(Figure data in JSON)

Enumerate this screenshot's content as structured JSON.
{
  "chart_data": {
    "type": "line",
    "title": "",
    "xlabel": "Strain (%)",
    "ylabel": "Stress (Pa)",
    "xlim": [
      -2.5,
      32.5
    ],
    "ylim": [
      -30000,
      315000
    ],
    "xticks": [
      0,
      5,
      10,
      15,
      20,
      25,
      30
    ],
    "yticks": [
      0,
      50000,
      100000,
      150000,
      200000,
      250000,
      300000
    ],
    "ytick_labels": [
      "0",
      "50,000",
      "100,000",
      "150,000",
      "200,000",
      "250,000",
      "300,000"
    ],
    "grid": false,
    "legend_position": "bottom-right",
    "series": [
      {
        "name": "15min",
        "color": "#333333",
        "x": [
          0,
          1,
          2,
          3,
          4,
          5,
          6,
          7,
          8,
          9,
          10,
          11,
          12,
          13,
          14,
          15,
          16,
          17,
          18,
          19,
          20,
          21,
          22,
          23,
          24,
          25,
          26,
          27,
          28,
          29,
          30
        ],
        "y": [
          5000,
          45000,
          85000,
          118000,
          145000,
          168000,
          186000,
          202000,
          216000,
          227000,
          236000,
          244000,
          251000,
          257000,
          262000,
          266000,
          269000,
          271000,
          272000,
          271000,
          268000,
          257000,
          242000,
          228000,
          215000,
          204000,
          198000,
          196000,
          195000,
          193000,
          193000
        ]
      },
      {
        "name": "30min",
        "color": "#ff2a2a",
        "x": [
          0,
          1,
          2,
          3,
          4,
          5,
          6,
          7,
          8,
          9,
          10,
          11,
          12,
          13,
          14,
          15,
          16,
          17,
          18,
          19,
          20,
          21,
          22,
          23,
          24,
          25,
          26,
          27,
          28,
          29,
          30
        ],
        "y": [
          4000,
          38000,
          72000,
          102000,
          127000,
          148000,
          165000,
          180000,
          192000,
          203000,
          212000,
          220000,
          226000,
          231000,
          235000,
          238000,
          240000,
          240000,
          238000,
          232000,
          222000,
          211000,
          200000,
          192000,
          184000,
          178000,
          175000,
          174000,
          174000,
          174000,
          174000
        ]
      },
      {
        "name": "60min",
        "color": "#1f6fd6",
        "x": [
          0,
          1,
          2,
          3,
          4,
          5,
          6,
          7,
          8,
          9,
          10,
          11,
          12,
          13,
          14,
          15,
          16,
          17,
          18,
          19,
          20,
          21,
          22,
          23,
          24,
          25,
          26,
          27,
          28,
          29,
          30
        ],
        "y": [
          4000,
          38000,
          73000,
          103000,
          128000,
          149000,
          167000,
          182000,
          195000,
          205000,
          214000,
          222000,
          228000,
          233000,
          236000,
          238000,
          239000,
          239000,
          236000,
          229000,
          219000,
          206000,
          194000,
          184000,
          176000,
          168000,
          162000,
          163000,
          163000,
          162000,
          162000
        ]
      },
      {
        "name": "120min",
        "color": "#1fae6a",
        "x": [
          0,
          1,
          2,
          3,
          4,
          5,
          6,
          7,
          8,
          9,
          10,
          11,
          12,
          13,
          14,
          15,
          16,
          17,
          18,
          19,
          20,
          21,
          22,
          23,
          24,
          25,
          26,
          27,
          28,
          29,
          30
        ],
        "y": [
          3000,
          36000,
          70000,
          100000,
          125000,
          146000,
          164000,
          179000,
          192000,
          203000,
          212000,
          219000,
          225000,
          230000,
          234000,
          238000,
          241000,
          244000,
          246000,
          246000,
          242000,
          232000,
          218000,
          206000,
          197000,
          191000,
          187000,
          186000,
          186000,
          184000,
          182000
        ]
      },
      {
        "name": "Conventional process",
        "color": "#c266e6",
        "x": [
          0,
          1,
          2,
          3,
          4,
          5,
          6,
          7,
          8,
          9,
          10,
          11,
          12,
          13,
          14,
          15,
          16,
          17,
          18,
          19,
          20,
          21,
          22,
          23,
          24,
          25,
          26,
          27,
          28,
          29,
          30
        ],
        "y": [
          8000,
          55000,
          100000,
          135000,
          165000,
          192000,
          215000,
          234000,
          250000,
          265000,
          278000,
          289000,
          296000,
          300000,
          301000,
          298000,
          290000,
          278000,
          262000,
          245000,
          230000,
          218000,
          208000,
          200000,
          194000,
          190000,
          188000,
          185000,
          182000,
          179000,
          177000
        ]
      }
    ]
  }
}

_Work to be completed_.
From the entries above, collect every line with the string "name" in it.

_Result below_.
        "name": "15min",
        "name": "30min",
        "name": "60min",
        "name": "120min",
        "name": "Conventional process",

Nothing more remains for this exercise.